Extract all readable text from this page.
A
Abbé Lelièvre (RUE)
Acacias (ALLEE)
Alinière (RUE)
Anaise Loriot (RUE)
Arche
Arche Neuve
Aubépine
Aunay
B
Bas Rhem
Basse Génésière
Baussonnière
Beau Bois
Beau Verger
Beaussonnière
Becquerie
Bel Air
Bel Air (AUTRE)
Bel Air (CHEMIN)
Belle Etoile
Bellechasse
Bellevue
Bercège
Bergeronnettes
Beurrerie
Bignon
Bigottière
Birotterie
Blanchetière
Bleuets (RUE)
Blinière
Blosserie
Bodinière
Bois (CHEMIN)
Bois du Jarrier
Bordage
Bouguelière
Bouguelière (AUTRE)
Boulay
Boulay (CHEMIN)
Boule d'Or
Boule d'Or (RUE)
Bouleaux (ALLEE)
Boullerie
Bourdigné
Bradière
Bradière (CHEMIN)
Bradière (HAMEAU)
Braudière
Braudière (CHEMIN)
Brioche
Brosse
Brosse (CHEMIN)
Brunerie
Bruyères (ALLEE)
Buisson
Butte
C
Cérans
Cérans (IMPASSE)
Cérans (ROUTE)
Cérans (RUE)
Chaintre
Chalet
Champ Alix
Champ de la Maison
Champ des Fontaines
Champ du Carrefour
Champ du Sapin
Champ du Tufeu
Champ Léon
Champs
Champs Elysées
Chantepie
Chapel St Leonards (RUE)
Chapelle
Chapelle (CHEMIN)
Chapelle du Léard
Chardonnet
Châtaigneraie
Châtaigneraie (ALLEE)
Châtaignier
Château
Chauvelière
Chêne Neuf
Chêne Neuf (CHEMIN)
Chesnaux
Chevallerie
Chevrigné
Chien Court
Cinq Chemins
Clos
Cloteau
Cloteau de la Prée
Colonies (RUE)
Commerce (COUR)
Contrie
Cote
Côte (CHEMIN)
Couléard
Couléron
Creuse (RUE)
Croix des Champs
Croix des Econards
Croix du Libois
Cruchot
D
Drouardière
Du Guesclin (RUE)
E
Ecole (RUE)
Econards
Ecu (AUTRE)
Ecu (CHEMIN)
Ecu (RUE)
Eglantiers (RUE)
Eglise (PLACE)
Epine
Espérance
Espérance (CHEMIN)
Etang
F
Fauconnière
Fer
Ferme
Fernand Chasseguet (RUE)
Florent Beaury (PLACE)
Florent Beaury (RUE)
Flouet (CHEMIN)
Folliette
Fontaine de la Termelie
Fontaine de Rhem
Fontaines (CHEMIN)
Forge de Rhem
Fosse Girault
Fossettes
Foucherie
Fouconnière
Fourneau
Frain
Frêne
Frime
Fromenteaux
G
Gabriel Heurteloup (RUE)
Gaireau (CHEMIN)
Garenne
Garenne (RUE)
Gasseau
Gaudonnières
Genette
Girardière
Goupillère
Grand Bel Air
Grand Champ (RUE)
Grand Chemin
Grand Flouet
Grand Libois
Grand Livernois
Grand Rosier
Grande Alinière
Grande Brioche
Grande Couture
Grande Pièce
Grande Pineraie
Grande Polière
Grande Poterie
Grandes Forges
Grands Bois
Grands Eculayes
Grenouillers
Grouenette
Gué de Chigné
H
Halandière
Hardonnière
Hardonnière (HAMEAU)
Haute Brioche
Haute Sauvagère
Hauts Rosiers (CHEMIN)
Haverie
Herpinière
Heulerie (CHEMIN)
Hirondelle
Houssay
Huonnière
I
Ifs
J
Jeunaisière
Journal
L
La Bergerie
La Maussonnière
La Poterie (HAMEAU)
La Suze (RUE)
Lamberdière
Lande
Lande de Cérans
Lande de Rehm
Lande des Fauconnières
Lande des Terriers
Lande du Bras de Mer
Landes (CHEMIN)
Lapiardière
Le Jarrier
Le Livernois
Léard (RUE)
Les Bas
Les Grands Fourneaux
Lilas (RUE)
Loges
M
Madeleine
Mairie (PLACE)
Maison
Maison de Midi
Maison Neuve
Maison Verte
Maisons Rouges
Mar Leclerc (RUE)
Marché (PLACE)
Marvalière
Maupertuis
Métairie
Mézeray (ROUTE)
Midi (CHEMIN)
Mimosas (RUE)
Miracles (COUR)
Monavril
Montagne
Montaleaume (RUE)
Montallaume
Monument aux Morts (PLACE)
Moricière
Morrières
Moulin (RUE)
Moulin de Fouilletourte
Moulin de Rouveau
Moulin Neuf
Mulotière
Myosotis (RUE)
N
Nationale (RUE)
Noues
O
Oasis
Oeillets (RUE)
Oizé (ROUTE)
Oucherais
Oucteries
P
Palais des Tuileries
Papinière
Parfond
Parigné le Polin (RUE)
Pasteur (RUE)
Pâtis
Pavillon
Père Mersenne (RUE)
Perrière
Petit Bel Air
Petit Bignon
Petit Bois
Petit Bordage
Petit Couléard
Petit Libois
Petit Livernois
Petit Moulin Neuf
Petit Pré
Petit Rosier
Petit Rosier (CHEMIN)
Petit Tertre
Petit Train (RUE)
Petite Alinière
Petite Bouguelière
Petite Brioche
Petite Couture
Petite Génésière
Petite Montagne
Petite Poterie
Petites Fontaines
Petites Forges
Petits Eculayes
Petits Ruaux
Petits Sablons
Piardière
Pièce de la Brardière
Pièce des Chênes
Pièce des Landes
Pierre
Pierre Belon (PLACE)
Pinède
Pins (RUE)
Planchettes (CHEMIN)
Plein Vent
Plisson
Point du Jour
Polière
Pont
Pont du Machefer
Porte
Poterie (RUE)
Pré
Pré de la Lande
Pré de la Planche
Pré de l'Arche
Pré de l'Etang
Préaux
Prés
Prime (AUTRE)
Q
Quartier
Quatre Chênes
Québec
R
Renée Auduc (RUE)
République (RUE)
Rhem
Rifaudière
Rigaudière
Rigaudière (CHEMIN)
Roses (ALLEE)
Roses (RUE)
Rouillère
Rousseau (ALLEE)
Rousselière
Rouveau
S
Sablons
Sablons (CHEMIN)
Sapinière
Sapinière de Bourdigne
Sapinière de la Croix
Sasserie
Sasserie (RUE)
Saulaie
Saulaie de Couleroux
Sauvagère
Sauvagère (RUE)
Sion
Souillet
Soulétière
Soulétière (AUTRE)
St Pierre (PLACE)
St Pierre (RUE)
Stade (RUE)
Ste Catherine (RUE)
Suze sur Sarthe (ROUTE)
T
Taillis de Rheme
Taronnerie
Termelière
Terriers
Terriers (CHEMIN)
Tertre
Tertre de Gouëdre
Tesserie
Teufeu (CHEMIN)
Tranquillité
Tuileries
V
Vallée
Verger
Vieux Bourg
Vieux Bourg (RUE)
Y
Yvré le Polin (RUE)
--------------------
Take the data above and return it exactly.

Extract all readable text from this page.
A
Abbé Lelièvre (RUE)
Acacias (ALLEE)
Alinière (RUE)
Anaise Loriot (RUE)
Arche
Arche Neuve
Aubépine
Aunay
B
Bas Rhem
Basse Génésière
Baussonnière
Beau Bois
Beau Verger
Beaussonnière
Becquerie
Bel Air
Bel Air (AUTRE)
Bel Air (CHEMIN)
Belle Etoile
Bellechasse
Bellevue
Bercège
Bergeronnettes
Beurrerie
Bignon
Bigottière
Birotterie
Blanchetière
Bleuets (RUE)
Blinière
Blosserie
Bodinière
Bois (CHEMIN)
Bois du Jarrier
Bordage
Bouguelière
Bouguelière (AUTRE)
Boulay
Boulay (CHEMIN)
Boule d'Or
Boule d'Or (RUE)
Bouleaux (ALLEE)
Boullerie
Bourdigné
Bradière
Bradière (CHEMIN)
Bradière (HAMEAU)
Braudière
Braudière (CHEMIN)
Brioche
Brosse
Brosse (CHEMIN)
Brunerie
Bruyères (ALLEE)
Buisson
Butte
C
Cérans
Cérans (IMPASSE)
Cérans (ROUTE)
Cérans (RUE)
Chaintre
Chalet
Champ Alix
Champ de la Maison
Champ des Fontaines
Champ du Carrefour
Champ du Sapin
Champ du Tufeu
Champ Léon
Champs
Champs Elysées
Chantepie
Chapel St Leonards (RUE)
Chapelle
Chapelle (CHEMIN)
Chapelle du Léard
Chardonnet
Châtaigneraie
Châtaigneraie (ALLEE)
Châtaignier
Château
Chauvelière
Chêne Neuf
Chêne Neuf (CHEMIN)
Chesnaux
Chevallerie
Chevrigné
Chien Court
Cinq Chemins
Clos
Cloteau
Cloteau de la Prée
Colonies (RUE)
Commerce (COUR)
Contrie
Cote
Côte (CHEMIN)
Couléard
Couléron
Creuse (RUE)
Croix des Champs
Croix des Econards
Croix du Libois
Cruchot
D
Drouardière
Du Guesclin (RUE)
E
Ecole (RUE)
Econards
Ecu (AUTRE)
Ecu (CHEMIN)
Ecu (RUE)
Eglantiers (RUE)
Eglise (PLACE)
Epine
Espérance
Espérance (CHEMIN)
Etang
F
Fauconnière
Fer
Ferme
Fernand Chasseguet (RUE)
Florent Beaury (PLACE)
Florent Beaury (RUE)
Flouet (CHEMIN)
Folliette
Fontaine de la Termelie
Fontaine de Rhem
Fontaines (CHEMIN)
Forge de Rhem
Fosse Girault
Fossettes
Foucherie
Fouconnière
Fourneau
Frain
Frêne
Frime
Fromenteaux
G
Gabriel Heurteloup (RUE)
Gaireau (CHEMIN)
Garenne
Garenne (RUE)
Gasseau
Gaudonnières
Genette
Girardière
Goupillère
Grand Bel Air
Grand Champ (RUE)
Grand Chemin
Grand Flouet
Grand Libois
Grand Livernois
Grand Rosier
Grande Alinière
Grande Brioche
Grande Couture
Grande Pièce
Grande Pineraie
Grande Polière
Grande Poterie
Grandes Forges
Grands Bois
Grands Eculayes
Grenouillers
Grouenette
Gué de Chigné
H
Halandière
Hardonnière
Hardonnière (HAMEAU)
Haute Brioche
Haute Sauvagère
Hauts Rosiers (CHEMIN)
Haverie
Herpinière
Heulerie (CHEMIN)
Hirondelle
Houssay
Huonnière
I
Ifs
J
Jeunaisière
Journal
L
La Bergerie
La Maussonnière
La Poterie (HAMEAU)
La Suze (RUE)
Lamberdière
Lande
Lande de Cérans
Lande de Rehm
Lande des Fauconnières
Lande des Terriers
Lande du Bras de Mer
Landes (CHEMIN)
Lapiardière
Le Jarrier
Le Livernois
Léard (RUE)
Les Bas
Les Grands Fourneaux
Lilas (RUE)
Loges
M
Madeleine
Mairie (PLACE)
Maison
Maison de Midi
Maison Neuve
Maison Verte
Maisons Rouges
Mar Leclerc (RUE)
Marché (PLACE)
Marvalière
Maupertuis
Métairie
Mézeray (ROUTE)
Midi (CHEMIN)
Mimosas (RUE)
Miracles (COUR)
Monavril
Montagne
Montaleaume (RUE)
Montallaume
Monument aux Morts (PLACE)
Moricière
Morrières
Moulin (RUE)
Moulin de Fouilletourte
Moulin de Rouveau
Moulin Neuf
Mulotière
Myosotis (RUE)
N
Nationale (RUE)
Noues
O
Oasis
Oeillets (RUE)
Oizé (ROUTE)
Oucherais
Oucteries
P
Palais des Tuileries
Papinière
Parfond
Parigné le Polin (RUE)
Pasteur (RUE)
Pâtis
Pavillon
Père Mersenne (RUE)
Perrière
Petit Bel Air
Petit Bignon
Petit Bois
Petit Bordage
Petit Couléard
Petit Libois
Petit Livernois
Petit Moulin Neuf
Petit Pré
Petit Rosier
Petit Rosier (CHEMIN)
Petit Tertre
Petit Train (RUE)
Petite Alinière
Petite Bouguelière
Petite Brioche
Petite Couture
Petite Génésière
Petite Montagne
Petite Poterie
Petites Fontaines
Petites Forges
Petits Eculayes
Petits Ruaux
Petits Sablons
Piardière
Pièce de la Brardière
Pièce des Chênes
Pièce des Landes
Pierre
Pierre Belon (PLACE)
Pinède
Pins (RUE)
Planchettes (CHEMIN)
Plein Vent
Plisson
Point du Jour
Polière
Pont
Pont du Machefer
Porte
Poterie (RUE)
Pré
Pré de la Lande
Pré de la Planche
Pré de l'Arche
Pré de l'Etang
Préaux
Prés
Prime (AUTRE)
Q
Quartier
Quatre Chênes
Québec
R
Renée Auduc (RUE)
République (RUE)
Rhem
Rifaudière
Rigaudière
Rigaudière (CHEMIN)
Roses (ALLEE)
Roses (RUE)
Rouillère
Rousseau (ALLEE)
Rousselière
Rouveau
S
Sablons
Sablons (CHEMIN)
Sapinière
Sapinière de Bourdigne
Sapinière de la Croix
Sasserie
Sasserie (RUE)
Saulaie
Saulaie de Couleroux
Sauvagère
Sauvagère (RUE)
Sion
Souillet
Soulétière
Soulétière (AUTRE)
St Pierre (PLACE)
St Pierre (RUE)
Stade (RUE)
Ste Catherine (RUE)
Suze sur Sarthe (ROUTE)
T
Taillis de Rheme
Taronnerie
Termelière
Terriers
Terriers (CHEMIN)
Tertre
Tertre de Gouëdre
Tesserie
Teufeu (CHEMIN)
Tranquillité
Tuileries
V
Vallée
Verger
Vieux Bourg
Vieux Bourg (RUE)
Y
Yvré le Polin (RUE)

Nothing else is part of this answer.